Excerpts from a figure dataset:
═══

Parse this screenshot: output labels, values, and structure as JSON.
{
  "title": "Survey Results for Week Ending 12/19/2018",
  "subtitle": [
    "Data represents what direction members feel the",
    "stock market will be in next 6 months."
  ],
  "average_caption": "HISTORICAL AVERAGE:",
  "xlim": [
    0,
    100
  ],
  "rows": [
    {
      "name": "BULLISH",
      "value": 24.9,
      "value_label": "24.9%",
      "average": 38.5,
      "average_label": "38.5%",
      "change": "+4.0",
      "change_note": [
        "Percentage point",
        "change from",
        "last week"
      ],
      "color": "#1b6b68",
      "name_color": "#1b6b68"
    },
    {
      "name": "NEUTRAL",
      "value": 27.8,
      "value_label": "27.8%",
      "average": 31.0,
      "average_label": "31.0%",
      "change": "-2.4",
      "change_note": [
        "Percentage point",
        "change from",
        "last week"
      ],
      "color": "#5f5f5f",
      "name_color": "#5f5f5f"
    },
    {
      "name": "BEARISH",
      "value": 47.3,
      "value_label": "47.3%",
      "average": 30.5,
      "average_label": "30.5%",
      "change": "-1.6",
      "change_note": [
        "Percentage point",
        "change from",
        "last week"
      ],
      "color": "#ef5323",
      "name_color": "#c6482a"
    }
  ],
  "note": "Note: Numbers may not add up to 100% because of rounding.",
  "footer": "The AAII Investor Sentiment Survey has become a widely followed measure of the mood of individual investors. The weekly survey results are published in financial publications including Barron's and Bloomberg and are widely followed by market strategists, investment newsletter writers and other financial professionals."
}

═══

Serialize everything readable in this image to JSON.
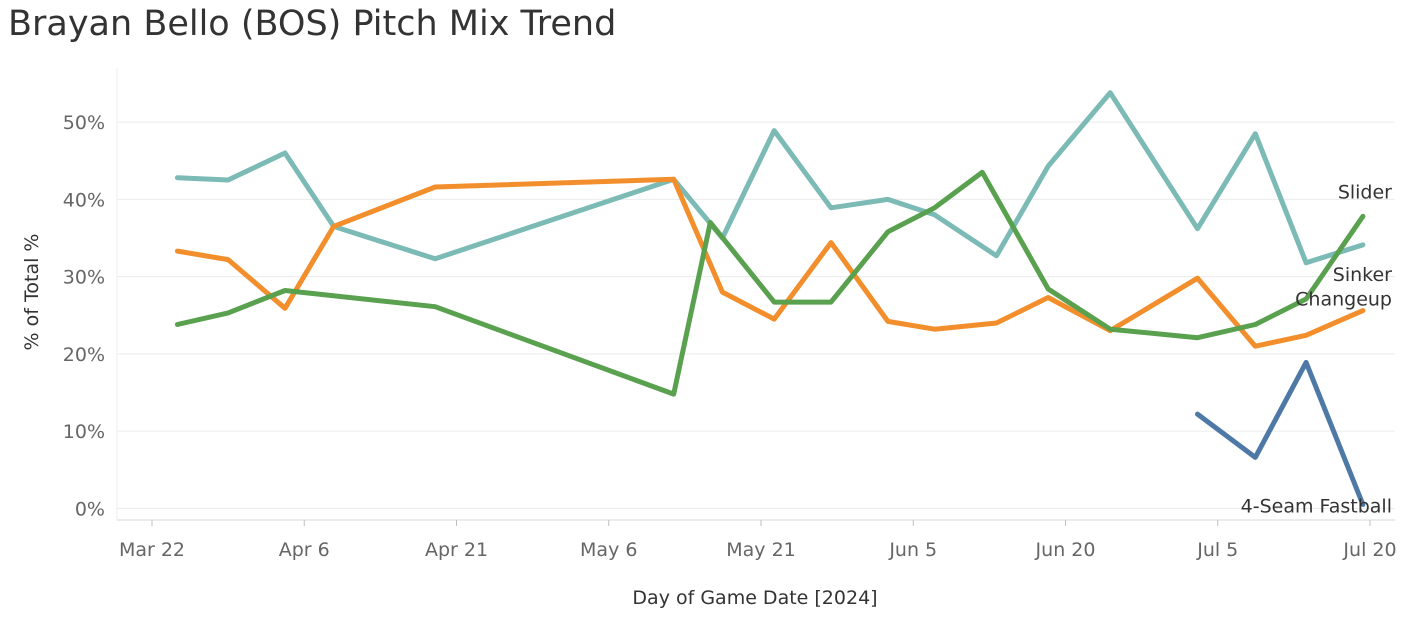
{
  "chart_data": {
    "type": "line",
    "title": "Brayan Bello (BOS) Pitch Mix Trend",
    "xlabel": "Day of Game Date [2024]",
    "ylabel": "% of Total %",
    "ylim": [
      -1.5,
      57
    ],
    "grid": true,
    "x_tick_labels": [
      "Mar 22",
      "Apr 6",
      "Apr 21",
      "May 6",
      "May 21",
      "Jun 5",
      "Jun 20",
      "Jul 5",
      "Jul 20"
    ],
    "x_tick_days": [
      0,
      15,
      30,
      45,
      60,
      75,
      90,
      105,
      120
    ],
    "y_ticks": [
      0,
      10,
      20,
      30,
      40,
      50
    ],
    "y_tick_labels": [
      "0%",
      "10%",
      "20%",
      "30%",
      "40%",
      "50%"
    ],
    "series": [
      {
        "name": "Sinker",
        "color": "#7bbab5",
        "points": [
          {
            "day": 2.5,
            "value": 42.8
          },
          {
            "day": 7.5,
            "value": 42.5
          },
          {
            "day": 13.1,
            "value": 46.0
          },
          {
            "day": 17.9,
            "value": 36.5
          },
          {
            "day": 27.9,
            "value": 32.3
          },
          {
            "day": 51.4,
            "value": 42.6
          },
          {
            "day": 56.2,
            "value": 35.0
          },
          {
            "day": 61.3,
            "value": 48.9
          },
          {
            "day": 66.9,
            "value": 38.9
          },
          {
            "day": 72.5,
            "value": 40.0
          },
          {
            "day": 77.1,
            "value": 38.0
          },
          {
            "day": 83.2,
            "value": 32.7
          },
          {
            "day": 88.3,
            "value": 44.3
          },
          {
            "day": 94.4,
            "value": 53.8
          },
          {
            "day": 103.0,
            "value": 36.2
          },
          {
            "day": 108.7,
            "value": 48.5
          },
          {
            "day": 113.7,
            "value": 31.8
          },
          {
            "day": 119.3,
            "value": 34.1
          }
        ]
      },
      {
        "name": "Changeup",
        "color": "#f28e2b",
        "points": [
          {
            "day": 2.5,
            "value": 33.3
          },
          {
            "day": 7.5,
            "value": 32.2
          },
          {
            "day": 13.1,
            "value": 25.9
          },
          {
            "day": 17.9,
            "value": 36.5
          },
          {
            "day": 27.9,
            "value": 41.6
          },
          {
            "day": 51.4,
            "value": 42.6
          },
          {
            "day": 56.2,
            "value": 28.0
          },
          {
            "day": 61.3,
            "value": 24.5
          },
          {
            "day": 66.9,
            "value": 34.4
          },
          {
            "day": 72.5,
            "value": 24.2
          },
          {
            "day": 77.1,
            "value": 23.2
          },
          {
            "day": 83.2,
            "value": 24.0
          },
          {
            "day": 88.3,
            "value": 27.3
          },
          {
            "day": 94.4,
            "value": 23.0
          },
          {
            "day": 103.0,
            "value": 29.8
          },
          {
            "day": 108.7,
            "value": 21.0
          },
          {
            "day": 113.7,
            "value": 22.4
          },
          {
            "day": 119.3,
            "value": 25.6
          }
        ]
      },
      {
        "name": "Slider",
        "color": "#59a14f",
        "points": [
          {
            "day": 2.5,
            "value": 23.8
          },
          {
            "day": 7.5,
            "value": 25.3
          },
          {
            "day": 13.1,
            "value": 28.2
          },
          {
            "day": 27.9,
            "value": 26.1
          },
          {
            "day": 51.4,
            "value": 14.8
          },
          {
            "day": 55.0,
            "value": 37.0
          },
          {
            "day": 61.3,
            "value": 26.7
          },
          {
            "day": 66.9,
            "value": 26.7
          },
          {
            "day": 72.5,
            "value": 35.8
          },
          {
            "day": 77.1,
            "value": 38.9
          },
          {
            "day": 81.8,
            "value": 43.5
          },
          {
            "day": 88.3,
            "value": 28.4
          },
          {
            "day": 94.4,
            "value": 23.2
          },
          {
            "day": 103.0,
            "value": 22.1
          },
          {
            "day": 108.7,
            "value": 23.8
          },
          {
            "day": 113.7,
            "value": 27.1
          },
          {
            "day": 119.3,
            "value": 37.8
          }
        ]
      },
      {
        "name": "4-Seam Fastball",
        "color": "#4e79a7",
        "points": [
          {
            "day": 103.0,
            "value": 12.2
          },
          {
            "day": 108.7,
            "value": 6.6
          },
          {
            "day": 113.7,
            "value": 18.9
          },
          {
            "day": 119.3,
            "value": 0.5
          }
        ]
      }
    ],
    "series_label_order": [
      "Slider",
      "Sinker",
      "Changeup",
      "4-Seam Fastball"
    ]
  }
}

═══

**TASK TO COMPLETE**
Wherever "this" shows up in a line, copy that line.

**SOLUTION**
Parse this screenshot: output labels, values, and structure as JSON.
Serialize everything readable in this image to JSON.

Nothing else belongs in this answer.